----- Entries

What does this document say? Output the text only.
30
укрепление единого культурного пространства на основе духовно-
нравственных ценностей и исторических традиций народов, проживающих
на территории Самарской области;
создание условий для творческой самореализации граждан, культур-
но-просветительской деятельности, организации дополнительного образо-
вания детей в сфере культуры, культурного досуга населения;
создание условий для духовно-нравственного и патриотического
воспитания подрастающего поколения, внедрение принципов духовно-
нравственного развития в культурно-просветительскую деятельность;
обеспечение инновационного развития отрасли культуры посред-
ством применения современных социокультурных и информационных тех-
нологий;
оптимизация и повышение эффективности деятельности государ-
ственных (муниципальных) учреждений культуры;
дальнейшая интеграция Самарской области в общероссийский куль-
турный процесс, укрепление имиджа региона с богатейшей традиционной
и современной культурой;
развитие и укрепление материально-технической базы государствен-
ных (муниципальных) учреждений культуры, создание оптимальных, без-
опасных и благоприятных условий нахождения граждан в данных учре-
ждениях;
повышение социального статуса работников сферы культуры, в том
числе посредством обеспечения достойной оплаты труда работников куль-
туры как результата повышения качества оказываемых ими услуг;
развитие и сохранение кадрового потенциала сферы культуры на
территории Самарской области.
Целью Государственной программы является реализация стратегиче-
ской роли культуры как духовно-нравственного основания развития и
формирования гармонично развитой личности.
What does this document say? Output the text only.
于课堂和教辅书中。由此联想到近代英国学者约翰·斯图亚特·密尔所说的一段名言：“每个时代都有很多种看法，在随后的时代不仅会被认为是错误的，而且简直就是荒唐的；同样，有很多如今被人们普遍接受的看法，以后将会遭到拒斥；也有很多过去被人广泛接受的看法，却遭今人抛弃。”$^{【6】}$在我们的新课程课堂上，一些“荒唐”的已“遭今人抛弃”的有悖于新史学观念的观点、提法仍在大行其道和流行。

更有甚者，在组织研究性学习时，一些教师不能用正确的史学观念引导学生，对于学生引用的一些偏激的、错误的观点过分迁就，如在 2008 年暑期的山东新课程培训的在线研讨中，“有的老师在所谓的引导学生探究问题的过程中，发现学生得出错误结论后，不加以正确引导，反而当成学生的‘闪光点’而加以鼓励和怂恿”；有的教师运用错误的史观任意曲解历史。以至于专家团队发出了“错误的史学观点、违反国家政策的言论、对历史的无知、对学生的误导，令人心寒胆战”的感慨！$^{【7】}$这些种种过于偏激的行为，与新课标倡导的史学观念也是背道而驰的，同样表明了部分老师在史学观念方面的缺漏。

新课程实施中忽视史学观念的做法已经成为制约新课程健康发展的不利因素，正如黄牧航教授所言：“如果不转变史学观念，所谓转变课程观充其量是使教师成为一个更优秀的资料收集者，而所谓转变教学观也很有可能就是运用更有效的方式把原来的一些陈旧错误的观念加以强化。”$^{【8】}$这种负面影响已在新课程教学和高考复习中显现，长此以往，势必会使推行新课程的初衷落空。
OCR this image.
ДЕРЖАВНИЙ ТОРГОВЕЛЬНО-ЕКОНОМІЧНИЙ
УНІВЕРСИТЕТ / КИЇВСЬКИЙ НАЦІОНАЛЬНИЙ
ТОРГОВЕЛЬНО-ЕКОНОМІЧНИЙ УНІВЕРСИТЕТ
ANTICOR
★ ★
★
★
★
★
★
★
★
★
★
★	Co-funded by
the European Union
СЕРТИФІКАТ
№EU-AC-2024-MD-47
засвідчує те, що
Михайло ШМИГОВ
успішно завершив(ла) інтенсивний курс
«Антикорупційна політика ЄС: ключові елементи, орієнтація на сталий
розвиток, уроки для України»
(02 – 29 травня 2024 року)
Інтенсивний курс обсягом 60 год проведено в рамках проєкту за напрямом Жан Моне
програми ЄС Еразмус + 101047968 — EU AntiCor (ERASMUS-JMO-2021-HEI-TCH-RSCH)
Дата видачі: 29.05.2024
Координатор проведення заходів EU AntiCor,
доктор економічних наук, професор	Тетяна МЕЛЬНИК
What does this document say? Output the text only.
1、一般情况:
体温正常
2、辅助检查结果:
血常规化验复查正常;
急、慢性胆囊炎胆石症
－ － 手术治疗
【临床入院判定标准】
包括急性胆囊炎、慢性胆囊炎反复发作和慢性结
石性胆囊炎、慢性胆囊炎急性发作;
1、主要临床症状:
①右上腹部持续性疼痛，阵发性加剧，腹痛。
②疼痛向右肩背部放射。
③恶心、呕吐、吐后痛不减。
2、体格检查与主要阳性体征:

----------

What is expected –
Transcribe the material above in its entirety. Match it exactly.

Output for this task –
What does this document say? Output the text only.
30
укрепление единого культурного пространства на основе духовно-
нравственных ценностей и исторических традиций народов, проживающих
на территории Самарской области;
создание условий для творческой самореализации граждан, культур-
но-просветительской деятельности, организации дополнительного образо-
вания детей в сфере культуры, культурного досуга населения;
создание условий для духовно-нравственного и патриотического
воспитания подрастающего поколения, внедрение принципов духовно-
нравственного развития в культурно-просветительскую деятельность;
обеспечение инновационного развития отрасли культуры посред-
ством применения современных социокультурных и информационных тех-
нологий;
оптимизация и повышение эффективности деятельности государ-
ственных (муниципальных) учреждений культуры;
дальнейшая интеграция Самарской области в общероссийский куль-
турный процесс, укрепление имиджа региона с богатейшей традиционной
и современной культурой;
развитие и укрепление материально-технической базы государствен-
ных (муниципальных) учреждений культуры, создание оптимальных, без-
опасных и благоприятных условий нахождения граждан в данных учре-
ждениях;
повышение социального статуса работников сферы культуры, в том
числе посредством обеспечения достойной оплаты труда работников куль-
туры как результата повышения качества оказываемых ими услуг;
развитие и сохранение кадрового потенциала сферы культуры на
территории Самарской области.
Целью Государственной программы является реализация стратегиче-
ской роли культуры как духовно-нравственного основания развития и
формирования гармонично развитой личности.
What does this document say? Output the text only.
于课堂和教辅书中。由此联想到近代英国学者约翰·斯图亚特·密尔所说的一段名言：“每个时代都有很多种看法，在随后的时代不仅会被认为是错误的，而且简直就是荒唐的；同样，有很多如今被人们普遍接受的看法，以后将会遭到拒斥；也有很多过去被人广泛接受的看法，却遭今人抛弃。”$^{【6】}$在我们的新课程课堂上，一些“荒唐”的已“遭今人抛弃”的有悖于新史学观念的观点、提法仍在大行其道和流行。

更有甚者，在组织研究性学习时，一些教师不能用正确的史学观念引导学生，对于学生引用的一些偏激的、错误的观点过分迁就，如在 2008 年暑期的山东新课程培训的在线研讨中，“有的老师在所谓的引导学生探究问题的过程中，发现学生得出错误结论后，不加以正确引导，反而当成学生的‘闪光点’而加以鼓励和怂恿”；有的教师运用错误的史观任意曲解历史。以至于专家团队发出了“错误的史学观点、违反国家政策的言论、对历史的无知、对学生的误导，令人心寒胆战”的感慨！$^{【7】}$这些种种过于偏激的行为，与新课标倡导的史学观念也是背道而驰的，同样表明了部分老师在史学观念方面的缺漏。

新课程实施中忽视史学观念的做法已经成为制约新课程健康发展的不利因素，正如黄牧航教授所言：“如果不转变史学观念，所谓转变课程观充其量是使教师成为一个更优秀的资料收集者，而所谓转变教学观也很有可能就是运用更有效的方式把原来的一些陈旧错误的观念加以强化。”$^{【8】}$这种负面影响已在新课程教学和高考复习中显现，长此以往，势必会使推行新课程的初衷落空。
OCR this image.
ДЕРЖАВНИЙ ТОРГОВЕЛЬНО-ЕКОНОМІЧНИЙ
УНІВЕРСИТЕТ / КИЇВСЬКИЙ НАЦІОНАЛЬНИЙ
ТОРГОВЕЛЬНО-ЕКОНОМІЧНИЙ УНІВЕРСИТЕТ
ANTICOR
★ ★
★
★
★
★
★
★
★
★
★
★	Co-funded by
the European Union
СЕРТИФІКАТ
№EU-AC-2024-MD-47
засвідчує те, що
Михайло ШМИГОВ
успішно завершив(ла) інтенсивний курс
«Антикорупційна політика ЄС: ключові елементи, орієнтація на сталий
розвиток, уроки для України»
(02 – 29 травня 2024 року)
Інтенсивний курс обсягом 60 год проведено в рамках проєкту за напрямом Жан Моне
програми ЄС Еразмус + 101047968 — EU AntiCor (ERASMUS-JMO-2021-HEI-TCH-RSCH)
Дата видачі: 29.05.2024
Координатор проведення заходів EU AntiCor,
доктор економічних наук, професор	Тетяна МЕЛЬНИК
What does this document say? Output the text only.
1、一般情况:
体温正常
2、辅助检查结果:
血常规化验复查正常;
急、慢性胆囊炎胆石症
－ － 手术治疗
【临床入院判定标准】
包括急性胆囊炎、慢性胆囊炎反复发作和慢性结
石性胆囊炎、慢性胆囊炎急性发作;
1、主要临床症状:
①右上腹部持续性疼痛，阵发性加剧，腹痛。
②疼痛向右肩背部放射。
③恶心、呕吐、吐后痛不减。
2、体格检查与主要阳性体征:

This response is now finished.